# SHORT EXERCISE
Find the word "data" in the material below and gather every line that contains it.
Begin MATERIAL SUPPLIED
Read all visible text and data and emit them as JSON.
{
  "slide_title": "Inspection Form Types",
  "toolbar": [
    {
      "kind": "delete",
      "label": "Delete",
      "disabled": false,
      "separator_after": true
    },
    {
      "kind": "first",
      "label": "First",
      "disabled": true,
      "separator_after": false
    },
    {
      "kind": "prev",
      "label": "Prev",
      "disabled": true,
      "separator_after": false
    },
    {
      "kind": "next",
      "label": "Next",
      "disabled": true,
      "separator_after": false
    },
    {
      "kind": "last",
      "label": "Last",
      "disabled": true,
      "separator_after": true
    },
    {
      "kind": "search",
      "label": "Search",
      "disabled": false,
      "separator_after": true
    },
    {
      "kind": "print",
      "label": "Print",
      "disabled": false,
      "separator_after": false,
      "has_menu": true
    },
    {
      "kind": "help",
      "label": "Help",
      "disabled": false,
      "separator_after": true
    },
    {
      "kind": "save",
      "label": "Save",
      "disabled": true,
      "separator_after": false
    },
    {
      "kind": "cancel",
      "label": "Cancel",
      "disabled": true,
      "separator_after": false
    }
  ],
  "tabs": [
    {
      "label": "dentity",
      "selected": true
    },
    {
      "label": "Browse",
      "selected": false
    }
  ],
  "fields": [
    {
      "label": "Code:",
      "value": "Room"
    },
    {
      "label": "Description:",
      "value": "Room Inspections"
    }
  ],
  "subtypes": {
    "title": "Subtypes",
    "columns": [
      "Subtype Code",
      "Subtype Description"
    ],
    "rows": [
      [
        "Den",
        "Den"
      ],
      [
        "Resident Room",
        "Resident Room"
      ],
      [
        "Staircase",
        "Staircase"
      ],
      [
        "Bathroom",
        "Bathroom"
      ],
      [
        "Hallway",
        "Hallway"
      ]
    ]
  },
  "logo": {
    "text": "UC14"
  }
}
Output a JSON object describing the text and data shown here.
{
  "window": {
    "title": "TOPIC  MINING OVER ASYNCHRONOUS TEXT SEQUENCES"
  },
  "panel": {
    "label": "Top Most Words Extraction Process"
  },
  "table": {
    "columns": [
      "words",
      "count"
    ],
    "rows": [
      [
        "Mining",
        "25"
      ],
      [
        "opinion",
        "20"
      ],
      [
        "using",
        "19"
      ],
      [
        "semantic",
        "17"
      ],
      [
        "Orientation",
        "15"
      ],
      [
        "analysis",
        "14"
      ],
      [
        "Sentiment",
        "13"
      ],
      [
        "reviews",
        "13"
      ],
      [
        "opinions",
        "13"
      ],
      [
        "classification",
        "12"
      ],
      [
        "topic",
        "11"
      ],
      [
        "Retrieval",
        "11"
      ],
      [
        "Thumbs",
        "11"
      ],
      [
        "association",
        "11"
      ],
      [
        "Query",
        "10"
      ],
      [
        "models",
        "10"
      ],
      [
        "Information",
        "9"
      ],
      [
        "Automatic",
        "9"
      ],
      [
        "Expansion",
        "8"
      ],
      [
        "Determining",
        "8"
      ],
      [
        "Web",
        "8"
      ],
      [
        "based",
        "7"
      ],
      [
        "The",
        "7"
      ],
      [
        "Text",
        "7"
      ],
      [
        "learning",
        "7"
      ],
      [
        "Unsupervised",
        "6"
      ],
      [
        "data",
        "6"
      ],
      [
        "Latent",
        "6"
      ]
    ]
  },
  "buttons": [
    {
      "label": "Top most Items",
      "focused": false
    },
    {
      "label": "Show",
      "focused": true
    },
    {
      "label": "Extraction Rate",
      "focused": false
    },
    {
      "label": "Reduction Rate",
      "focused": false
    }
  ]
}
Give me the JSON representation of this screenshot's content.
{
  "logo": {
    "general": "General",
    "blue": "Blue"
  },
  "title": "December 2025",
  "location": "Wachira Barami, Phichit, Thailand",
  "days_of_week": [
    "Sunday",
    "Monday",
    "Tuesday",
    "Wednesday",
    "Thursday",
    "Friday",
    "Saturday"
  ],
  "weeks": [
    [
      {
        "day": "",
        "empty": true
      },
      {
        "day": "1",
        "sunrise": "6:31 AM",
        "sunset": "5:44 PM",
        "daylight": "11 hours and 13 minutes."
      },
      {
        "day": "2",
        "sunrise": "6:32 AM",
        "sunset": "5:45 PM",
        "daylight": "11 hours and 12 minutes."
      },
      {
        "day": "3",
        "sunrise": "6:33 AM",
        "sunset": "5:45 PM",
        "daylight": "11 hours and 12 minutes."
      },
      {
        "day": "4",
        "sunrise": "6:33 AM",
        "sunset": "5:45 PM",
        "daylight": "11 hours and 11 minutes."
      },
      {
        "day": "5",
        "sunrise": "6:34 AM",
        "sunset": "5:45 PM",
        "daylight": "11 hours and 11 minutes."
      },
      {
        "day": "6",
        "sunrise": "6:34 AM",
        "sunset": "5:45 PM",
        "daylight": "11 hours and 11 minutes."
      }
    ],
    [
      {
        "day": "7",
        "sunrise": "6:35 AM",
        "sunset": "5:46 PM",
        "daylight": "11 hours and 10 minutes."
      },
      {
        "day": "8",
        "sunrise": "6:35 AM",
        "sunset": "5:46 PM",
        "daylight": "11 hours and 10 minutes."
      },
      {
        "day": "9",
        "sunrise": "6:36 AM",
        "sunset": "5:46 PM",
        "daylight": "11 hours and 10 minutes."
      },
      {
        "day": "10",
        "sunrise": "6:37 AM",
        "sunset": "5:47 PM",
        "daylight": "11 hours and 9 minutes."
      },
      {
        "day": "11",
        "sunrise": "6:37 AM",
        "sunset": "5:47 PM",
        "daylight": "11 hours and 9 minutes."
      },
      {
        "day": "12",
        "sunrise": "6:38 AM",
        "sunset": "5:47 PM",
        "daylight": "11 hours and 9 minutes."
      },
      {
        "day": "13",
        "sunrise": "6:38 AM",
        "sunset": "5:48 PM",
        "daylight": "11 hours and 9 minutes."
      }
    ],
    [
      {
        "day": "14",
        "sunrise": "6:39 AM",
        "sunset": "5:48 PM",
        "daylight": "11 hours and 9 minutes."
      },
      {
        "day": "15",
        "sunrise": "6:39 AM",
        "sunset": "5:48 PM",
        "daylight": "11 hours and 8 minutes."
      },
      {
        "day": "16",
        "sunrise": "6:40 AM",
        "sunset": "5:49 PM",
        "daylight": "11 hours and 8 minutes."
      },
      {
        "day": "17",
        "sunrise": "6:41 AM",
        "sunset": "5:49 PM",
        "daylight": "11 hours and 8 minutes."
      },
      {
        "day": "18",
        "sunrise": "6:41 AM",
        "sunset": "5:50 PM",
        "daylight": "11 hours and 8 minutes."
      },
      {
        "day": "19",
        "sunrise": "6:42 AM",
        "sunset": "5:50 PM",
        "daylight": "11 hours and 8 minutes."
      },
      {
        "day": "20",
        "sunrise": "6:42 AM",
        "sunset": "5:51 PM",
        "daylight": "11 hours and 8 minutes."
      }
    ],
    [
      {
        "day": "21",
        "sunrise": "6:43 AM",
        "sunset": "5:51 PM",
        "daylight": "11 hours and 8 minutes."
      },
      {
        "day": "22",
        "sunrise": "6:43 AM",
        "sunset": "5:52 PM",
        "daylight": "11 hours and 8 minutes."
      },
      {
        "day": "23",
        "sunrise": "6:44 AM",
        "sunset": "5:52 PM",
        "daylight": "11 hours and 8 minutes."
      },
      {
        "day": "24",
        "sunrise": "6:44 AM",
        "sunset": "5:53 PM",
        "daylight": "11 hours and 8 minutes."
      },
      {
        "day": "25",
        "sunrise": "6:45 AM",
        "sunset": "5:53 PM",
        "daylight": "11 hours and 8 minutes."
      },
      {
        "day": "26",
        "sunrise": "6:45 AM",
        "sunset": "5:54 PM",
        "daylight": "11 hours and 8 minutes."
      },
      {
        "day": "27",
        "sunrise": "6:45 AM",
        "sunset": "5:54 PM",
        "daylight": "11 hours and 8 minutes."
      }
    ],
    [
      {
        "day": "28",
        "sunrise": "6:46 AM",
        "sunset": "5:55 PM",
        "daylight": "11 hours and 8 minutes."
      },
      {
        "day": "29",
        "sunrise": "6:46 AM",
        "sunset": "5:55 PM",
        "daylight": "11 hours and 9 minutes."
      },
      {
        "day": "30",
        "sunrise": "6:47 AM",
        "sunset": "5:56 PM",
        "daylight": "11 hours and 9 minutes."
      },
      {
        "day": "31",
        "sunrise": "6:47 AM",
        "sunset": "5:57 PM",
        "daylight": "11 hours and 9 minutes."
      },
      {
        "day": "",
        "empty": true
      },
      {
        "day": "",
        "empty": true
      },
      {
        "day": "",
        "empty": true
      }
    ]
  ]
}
End MATERIAL SUPPLIED
# THE SOLUTION
Read all visible text and data and emit them as JSON.
Output a JSON object describing the text and data shown here.
        "data",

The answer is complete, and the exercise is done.